Start of GIVEN DATA

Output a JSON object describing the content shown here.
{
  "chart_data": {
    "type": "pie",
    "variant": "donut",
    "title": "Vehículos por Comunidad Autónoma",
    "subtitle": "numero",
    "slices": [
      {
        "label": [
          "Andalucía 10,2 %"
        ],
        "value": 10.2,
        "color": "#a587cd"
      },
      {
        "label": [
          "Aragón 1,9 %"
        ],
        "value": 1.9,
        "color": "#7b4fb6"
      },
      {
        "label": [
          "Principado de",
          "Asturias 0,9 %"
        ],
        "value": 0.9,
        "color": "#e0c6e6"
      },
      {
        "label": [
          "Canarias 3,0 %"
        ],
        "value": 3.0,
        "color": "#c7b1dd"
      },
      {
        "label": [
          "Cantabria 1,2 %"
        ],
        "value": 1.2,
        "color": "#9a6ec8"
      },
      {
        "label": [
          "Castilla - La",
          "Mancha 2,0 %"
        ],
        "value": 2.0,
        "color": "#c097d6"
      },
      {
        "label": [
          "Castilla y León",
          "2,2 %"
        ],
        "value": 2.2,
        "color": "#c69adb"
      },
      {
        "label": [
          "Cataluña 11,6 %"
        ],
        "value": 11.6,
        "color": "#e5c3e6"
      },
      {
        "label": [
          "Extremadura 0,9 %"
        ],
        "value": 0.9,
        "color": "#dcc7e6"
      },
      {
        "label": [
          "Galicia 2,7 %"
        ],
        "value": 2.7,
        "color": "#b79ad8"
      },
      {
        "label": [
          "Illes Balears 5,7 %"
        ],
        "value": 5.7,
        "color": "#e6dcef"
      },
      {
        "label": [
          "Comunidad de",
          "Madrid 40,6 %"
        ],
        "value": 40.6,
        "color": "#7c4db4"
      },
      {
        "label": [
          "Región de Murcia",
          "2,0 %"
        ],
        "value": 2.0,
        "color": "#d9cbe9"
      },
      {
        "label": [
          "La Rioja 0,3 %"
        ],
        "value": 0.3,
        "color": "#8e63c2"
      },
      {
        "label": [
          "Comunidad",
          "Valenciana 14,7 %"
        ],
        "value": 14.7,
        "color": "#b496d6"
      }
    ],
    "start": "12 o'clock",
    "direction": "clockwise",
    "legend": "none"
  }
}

End of GIVEN DATA

■ **YOUR GOAL**
Retype all the records, matching them exactly.

■ **EXERCISE SOLUTION**
Output a JSON object describing the content shown here.
{
  "chart_data": {
    "type": "pie",
    "variant": "donut",
    "title": "Vehículos por Comunidad Autónoma",
    "subtitle": "numero",
    "slices": [
      {
        "label": [
          "Andalucía 10,2 %"
        ],
        "value": 10.2,
        "color": "#a587cd"
      },
      {
        "label": [
          "Aragón 1,9 %"
        ],
        "value": 1.9,
        "color": "#7b4fb6"
      },
      {
        "label": [
          "Principado de",
          "Asturias 0,9 %"
        ],
        "value": 0.9,
        "color": "#e0c6e6"
      },
      {
        "label": [
          "Canarias 3,0 %"
        ],
        "value": 3.0,
        "color": "#c7b1dd"
      },
      {
        "label": [
          "Cantabria 1,2 %"
        ],
        "value": 1.2,
        "color": "#9a6ec8"
      },
      {
        "label": [
          "Castilla - La",
          "Mancha 2,0 %"
        ],
        "value": 2.0,
        "color": "#c097d6"
      },
      {
        "label": [
          "Castilla y León",
          "2,2 %"
        ],
        "value": 2.2,
        "color": "#c69adb"
      },
      {
        "label": [
          "Cataluña 11,6 %"
        ],
        "value": 11.6,
        "color": "#e5c3e6"
      },
      {
        "label": [
          "Extremadura 0,9 %"
        ],
        "value": 0.9,
        "color": "#dcc7e6"
      },
      {
        "label": [
          "Galicia 2,7 %"
        ],
        "value": 2.7,
        "color": "#b79ad8"
      },
      {
        "label": [
          "Illes Balears 5,7 %"
        ],
        "value": 5.7,
        "color": "#e6dcef"
      },
      {
        "label": [
          "Comunidad de",
          "Madrid 40,6 %"
        ],
        "value": 40.6,
        "color": "#7c4db4"
      },
      {
        "label": [
          "Región de Murcia",
          "2,0 %"
        ],
        "value": 2.0,
        "color": "#d9cbe9"
      },
      {
        "label": [
          "La Rioja 0,3 %"
        ],
        "value": 0.3,
        "color": "#8e63c2"
      },
      {
        "label": [
          "Comunidad",
          "Valenciana 14,7 %"
        ],
        "value": 14.7,
        "color": "#b496d6"
      }
    ],
    "start": "12 o'clock",
    "direction": "clockwise",
    "legend": "none"
  }
}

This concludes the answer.